→ **TRECHO**:
■ ■ ■ ■ ■ ■ ■

Através de Cipriano († 258), podemos discernir qual fosse a situação na África do Norte mais ou menos na metade do século III, porque ele insere muitas referências bíblicas nos seus Testimonia. Das epístolas católicas somente 1Jo e 1Pd são citadas. Hb nunca aparece, mas, por outro lado, o Ap é visto como Sagrada Escritura. 

Na Igreja Latina, ninguém, a não ser Eusébio, pode ser apontado como tendo tomado a iniciativa de pôr em ordem a história do cânone. Em seu conjunto, a formação do cânone processou-se de maneira mais simples, o que correspondia a um sentido, mais fortemente marcante, de lei e de ordem na igreja. Gradativamente, a literatura teológica grega foi conquistando maior influência no Ocidente, como se percebe principalmente através de Jerônimo, que contribuiu fundamentalmente para o abandono e o esquecimento da distinção entre os cânones ocidental e oriental. Graças a ele, o papa Dâmaso estabeleceu o cânone romano, e Atanásio também trabalhou no mesmo sentido, durante seus vários períodos de permanência em Roma e em outras cidades do Ocidente.

Particularmente sensível é a influência da Igreja grega sobre a decisão tomada no Ocidente a respeito de Hb. A epístola, na Igreja latina, foi primeiro considerada não-paulina. Tertuliano atribuiu-a a Barnabé. O cristão romano, cognominado Ambrosiaster, que por volta do ano 370 escreveu um comentário sobre as epístolas paulinas, limitou-se a treze epístolas, excluindo portanto Hb, fazendo o mesmo que Pelágio em seu comentário sobre as epístolas de Paulo, comentário escrito em Roma c. 400. Ambos, porém, conhecem Hb e citam-na como Escritura, mas não como texto paulino.

Depois do Cânone Muratoriano, o primeiro testemunho latino seguro sobre um cânone, um cânone africano oriundo dos não 360 e chamado Cânone de Mommsen por causa do seu editor ¹⁷, menciona os quatro Evangelhos, as treze epístolas paulinas, os Atos dos Apóstolos, o Apocalipse e, em seguida, Epistulae Johannis III (una sola), Epistulae Petri II (una sola): isto é, "três Epístolas de João (somente uma); duas Epístolas de Pedro (somente uma)". Apenas um dos dois manuscritos mediante os quais o cânone é conhecido possui as palavras entre parênteses - una sola - nos dois lugares. Parece tratar-se de uma correção posterior, cuja fonte original desejava que somente uma epístola de João e uma epístola de Pedro fossem reconhecidas. Por outro lado aí faltam completamente Hb, Tg e Jd.

■ ■ ■ ■ ■ ■ ■

→ **REGISTROS DE DADOS**:
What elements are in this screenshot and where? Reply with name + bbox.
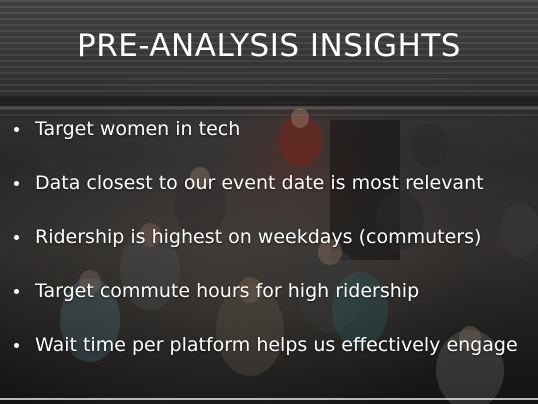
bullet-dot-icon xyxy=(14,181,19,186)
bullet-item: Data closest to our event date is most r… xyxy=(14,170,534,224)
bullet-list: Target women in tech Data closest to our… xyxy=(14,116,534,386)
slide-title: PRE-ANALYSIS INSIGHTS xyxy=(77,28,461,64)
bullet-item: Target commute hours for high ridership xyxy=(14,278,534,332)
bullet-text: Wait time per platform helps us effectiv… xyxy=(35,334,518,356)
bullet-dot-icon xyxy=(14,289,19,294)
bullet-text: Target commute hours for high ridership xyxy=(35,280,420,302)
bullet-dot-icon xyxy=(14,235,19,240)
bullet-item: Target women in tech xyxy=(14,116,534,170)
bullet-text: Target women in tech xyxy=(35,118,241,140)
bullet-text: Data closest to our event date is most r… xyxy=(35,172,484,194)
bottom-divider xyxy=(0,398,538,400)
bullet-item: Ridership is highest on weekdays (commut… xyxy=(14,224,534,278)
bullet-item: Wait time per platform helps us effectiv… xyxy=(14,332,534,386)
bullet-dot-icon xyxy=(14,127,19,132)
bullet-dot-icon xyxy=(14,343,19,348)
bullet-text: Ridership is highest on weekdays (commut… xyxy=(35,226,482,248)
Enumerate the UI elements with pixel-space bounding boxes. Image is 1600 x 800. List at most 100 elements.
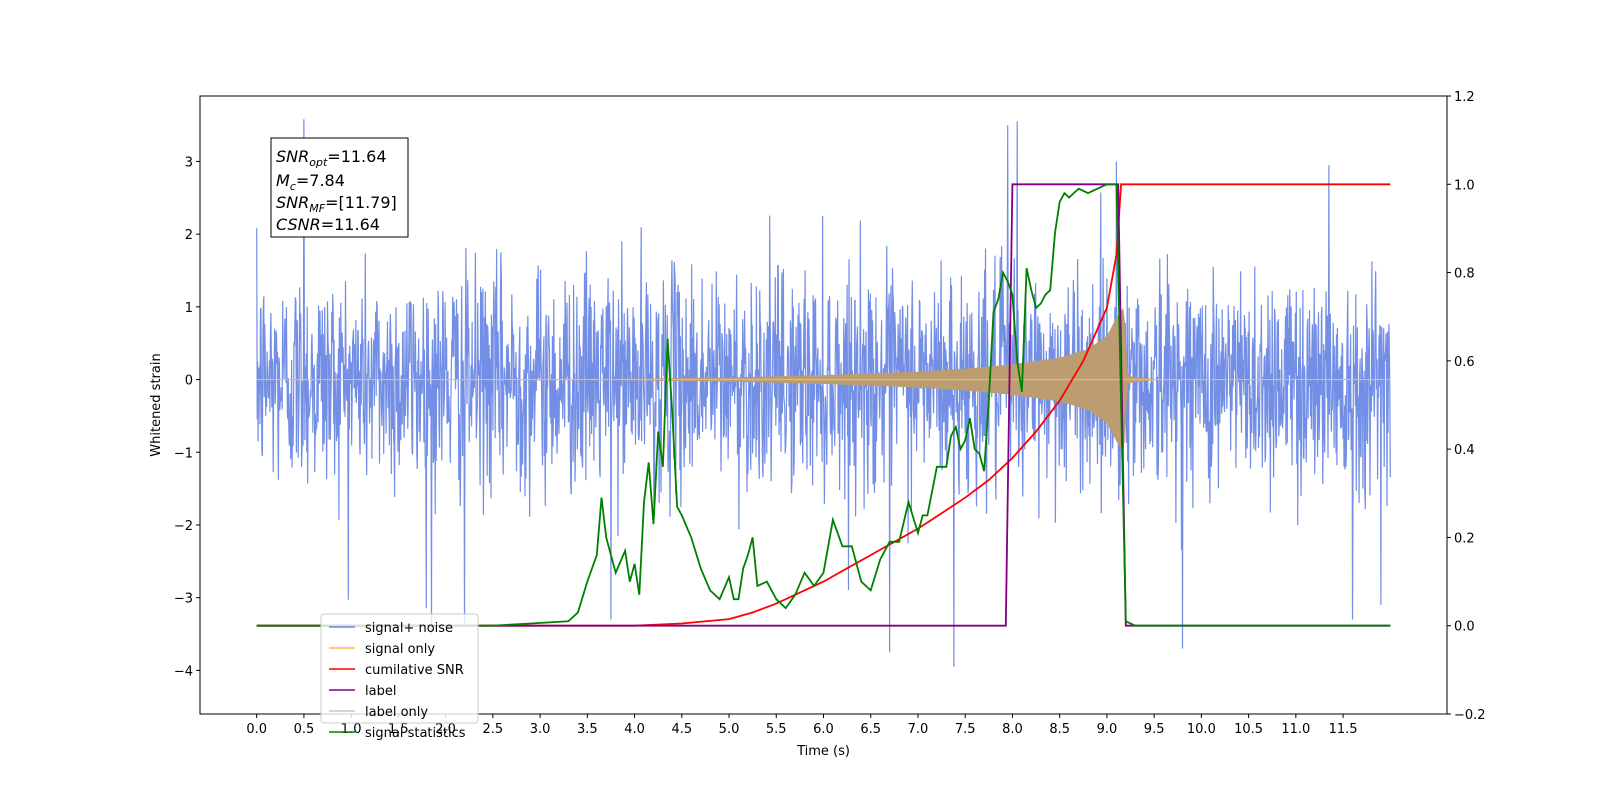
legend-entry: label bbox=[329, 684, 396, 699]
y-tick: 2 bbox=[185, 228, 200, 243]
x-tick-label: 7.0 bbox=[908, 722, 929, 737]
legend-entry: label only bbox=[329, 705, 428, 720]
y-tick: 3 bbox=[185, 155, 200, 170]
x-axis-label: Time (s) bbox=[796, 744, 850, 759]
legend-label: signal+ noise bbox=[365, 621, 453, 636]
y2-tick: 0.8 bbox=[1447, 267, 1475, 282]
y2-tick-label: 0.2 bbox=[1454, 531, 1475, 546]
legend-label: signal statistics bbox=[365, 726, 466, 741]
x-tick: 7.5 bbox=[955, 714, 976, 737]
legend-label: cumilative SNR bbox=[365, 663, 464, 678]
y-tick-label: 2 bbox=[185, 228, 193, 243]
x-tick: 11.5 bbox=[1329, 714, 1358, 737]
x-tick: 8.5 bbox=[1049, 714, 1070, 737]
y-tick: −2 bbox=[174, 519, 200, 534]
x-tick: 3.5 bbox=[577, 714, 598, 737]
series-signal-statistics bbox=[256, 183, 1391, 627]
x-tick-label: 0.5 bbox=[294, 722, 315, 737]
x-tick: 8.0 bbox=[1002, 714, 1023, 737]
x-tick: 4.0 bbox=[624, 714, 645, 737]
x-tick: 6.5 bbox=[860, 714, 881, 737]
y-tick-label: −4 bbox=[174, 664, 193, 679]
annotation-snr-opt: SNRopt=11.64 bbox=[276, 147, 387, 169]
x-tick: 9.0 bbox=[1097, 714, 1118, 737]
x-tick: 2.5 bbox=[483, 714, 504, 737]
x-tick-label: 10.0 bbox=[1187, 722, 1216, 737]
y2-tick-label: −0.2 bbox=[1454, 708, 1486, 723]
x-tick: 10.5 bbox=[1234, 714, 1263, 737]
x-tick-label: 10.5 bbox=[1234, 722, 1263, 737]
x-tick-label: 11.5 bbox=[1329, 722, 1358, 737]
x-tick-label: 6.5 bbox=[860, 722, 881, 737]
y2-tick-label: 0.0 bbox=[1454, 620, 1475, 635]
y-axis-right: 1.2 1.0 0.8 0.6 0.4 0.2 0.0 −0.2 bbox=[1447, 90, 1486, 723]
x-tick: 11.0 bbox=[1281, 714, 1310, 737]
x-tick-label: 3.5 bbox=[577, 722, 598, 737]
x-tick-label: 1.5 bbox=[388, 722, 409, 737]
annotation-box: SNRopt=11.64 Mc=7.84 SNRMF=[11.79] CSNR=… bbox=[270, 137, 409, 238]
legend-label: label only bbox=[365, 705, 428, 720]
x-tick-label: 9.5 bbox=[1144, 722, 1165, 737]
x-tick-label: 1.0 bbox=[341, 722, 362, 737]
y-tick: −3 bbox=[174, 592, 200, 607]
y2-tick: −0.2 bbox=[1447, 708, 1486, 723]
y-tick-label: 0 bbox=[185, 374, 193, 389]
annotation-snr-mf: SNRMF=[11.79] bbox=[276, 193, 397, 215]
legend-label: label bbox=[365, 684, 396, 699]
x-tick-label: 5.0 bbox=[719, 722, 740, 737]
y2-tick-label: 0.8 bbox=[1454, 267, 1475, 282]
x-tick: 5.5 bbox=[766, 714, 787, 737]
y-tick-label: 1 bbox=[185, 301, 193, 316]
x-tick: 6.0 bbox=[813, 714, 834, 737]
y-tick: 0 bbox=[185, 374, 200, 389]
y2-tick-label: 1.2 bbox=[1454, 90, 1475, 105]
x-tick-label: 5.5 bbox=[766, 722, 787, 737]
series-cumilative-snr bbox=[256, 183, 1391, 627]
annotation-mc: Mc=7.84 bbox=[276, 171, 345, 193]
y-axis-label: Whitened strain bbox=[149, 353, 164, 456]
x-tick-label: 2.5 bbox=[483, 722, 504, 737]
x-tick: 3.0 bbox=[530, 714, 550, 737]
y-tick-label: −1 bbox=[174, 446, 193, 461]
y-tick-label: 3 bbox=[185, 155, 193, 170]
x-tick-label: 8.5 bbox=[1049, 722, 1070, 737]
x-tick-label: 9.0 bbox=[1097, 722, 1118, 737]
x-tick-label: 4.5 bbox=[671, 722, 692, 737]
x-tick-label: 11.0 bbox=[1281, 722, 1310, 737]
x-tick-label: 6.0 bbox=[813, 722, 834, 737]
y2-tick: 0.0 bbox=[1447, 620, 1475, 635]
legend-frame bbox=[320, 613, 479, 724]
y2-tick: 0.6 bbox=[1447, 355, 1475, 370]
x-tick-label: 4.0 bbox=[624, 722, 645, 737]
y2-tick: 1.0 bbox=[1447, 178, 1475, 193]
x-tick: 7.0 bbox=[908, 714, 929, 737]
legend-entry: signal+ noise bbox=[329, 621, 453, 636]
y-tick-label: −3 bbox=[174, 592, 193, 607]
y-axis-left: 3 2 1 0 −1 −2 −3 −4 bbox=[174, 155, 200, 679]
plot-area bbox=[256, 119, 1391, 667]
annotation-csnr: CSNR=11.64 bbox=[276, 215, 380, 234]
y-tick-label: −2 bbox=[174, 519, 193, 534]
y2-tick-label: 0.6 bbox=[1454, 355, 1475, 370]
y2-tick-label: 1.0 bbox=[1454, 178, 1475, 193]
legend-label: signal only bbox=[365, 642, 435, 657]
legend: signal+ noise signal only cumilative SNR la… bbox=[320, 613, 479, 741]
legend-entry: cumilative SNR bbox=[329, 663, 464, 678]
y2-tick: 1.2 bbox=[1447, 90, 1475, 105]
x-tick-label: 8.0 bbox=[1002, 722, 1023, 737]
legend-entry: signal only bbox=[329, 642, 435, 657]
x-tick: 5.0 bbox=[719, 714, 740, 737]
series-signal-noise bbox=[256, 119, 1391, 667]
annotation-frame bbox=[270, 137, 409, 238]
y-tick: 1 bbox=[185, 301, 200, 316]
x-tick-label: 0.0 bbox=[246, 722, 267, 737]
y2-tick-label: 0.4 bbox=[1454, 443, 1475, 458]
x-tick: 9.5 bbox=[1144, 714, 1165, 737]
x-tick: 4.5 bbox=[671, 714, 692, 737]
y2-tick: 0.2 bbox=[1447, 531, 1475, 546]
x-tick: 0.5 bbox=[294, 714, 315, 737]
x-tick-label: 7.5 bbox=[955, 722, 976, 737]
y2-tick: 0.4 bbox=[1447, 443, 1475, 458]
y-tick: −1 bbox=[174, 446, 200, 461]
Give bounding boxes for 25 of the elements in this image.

■ ■ ■ ■ ■ ■ ■

→ **TAREFAS**:
1. No trecho sobre o cânone, reescreva a parte que começa nas palavras "Particularmente sensível é" e vai até depois de "como texto paulino.", trocando "Barnabé" por "Lucas".
2. Responda, com base no trecho sobre o cânone:
(a) Quais epístolas católicas Cipriano cita?
(b) A quem Tertuliano atribuiu Hb?
(c) Por que o cânone africano é chamado Cânone de Mommsen?

→ **RESPOSTAS**:
1.
Particularmente sensível é a influência da Igreja grega sobre a decisão tomada no Ocidente a respeito de Hb. A epístola, na Igreja latina, foi primeiro considerada não-paulina. Tertuliano atribuiu-a a Lucas. O cristão romano, cognominado Ambrosiaster, que por volta do ano 370 escreveu um comentário sobre as epístolas paulinas, limitou-se a treze epístolas, excluindo portanto Hb, fazendo o mesmo que Pelágio em seu comentário sobre as epístolas de Paulo, comentário escrito em Roma c. 400. Ambos, porém, conhecem Hb e citam-na como Escritura, mas não como texto paulino.

2.
(a) Somente 1Jo e 1Pd.
(b) A Barnabé.
(c) Por causa do seu editor.